What the task requires: Write out each entry, exactly the way it appears.

Information given:
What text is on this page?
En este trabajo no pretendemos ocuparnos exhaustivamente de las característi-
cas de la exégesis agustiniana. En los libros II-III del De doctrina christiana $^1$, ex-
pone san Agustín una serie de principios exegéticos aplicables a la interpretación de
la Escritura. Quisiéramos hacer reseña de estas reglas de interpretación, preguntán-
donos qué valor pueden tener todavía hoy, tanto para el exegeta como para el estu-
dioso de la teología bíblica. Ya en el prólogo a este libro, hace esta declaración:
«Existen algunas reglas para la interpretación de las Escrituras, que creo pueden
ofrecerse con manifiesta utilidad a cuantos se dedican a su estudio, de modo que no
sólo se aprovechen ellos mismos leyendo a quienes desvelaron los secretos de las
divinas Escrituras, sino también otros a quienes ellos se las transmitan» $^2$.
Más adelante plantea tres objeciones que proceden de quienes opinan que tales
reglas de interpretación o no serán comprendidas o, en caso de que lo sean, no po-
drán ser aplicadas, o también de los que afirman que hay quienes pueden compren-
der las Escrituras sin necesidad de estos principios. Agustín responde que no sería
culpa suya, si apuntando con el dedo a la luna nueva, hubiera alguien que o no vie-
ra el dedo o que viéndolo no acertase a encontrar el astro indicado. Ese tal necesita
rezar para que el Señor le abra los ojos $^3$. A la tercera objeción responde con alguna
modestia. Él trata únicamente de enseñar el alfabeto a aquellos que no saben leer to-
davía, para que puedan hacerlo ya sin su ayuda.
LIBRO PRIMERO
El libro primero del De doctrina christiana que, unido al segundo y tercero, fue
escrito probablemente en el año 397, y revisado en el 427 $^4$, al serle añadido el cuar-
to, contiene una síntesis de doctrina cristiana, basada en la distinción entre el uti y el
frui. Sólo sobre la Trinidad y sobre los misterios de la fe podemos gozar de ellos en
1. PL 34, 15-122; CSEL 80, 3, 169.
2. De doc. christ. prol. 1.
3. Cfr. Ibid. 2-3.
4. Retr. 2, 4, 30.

Exercise solution:
What text is on this page?
En este trabajo no pretendemos ocuparnos exhaustivamente de las característi-
cas de la exégesis agustiniana. En los libros II-III del De doctrina christiana $^1$, ex-
pone san Agustín una serie de principios exegéticos aplicables a la interpretación de
la Escritura. Quisiéramos hacer reseña de estas reglas de interpretación, preguntán-
donos qué valor pueden tener todavía hoy, tanto para el exegeta como para el estu-
dioso de la teología bíblica. Ya en el prólogo a este libro, hace esta declaración:
«Existen algunas reglas para la interpretación de las Escrituras, que creo pueden
ofrecerse con manifiesta utilidad a cuantos se dedican a su estudio, de modo que no
sólo se aprovechen ellos mismos leyendo a quienes desvelaron los secretos de las
divinas Escrituras, sino también otros a quienes ellos se las transmitan» $^2$.
Más adelante plantea tres objeciones que proceden de quienes opinan que tales
reglas de interpretación o no serán comprendidas o, en caso de que lo sean, no po-
drán ser aplicadas, o también de los que afirman que hay quienes pueden compren-
der las Escrituras sin necesidad de estos principios. Agustín responde que no sería
culpa suya, si apuntando con el dedo a la luna nueva, hubiera alguien que o no vie-
ra el dedo o que viéndolo no acertase a encontrar el astro indicado. Ese tal necesita
rezar para que el Señor le abra los ojos $^3$. A la tercera objeción responde con alguna
modestia. Él trata únicamente de enseñar el alfabeto a aquellos que no saben leer to-
davía, para que puedan hacerlo ya sin su ayuda.
LIBRO PRIMERO
El libro primero del De doctrina christiana que, unido al segundo y tercero, fue
escrito probablemente en el año 397, y revisado en el 427 $^4$, al serle añadido el cuar-
to, contiene una síntesis de doctrina cristiana, basada en la distinción entre el uti y el
frui. Sólo sobre la Trinidad y sobre los misterios de la fe podemos gozar de ellos en
1. PL 34, 15-122; CSEL 80, 3, 169.
2. De doc. christ. prol. 1.
3. Cfr. Ibid. 2-3.
4. Retr. 2, 4, 30.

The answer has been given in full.